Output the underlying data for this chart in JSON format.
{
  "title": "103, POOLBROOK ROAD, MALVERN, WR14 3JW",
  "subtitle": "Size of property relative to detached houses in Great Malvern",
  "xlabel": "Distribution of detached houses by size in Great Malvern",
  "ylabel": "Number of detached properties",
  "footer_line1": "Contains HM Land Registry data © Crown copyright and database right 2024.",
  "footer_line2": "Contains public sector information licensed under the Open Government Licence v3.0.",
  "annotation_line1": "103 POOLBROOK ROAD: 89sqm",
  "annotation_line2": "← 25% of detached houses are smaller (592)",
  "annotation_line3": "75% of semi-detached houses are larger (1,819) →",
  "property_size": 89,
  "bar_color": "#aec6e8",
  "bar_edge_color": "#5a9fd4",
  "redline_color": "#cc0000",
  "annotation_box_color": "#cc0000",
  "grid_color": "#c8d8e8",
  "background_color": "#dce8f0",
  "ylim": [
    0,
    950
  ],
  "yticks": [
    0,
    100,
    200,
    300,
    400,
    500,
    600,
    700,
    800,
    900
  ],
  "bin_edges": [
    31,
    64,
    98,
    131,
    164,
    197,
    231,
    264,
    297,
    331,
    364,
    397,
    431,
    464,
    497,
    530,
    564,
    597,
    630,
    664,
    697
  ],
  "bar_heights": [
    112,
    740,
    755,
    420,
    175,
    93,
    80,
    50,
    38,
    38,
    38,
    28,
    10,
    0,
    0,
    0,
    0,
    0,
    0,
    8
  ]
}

------------------------------

▸ **WORK REQUIRED**: Scan the data above and copy every line with "Contains" in it.

▸ **REPLY TO THE TASK**:
  "footer_line1": "Contains HM Land Registry data © Crown copyright and database right 2024.",
  "footer_line2": "Contains public sector information licensed under the Open Government Licence v3.0.",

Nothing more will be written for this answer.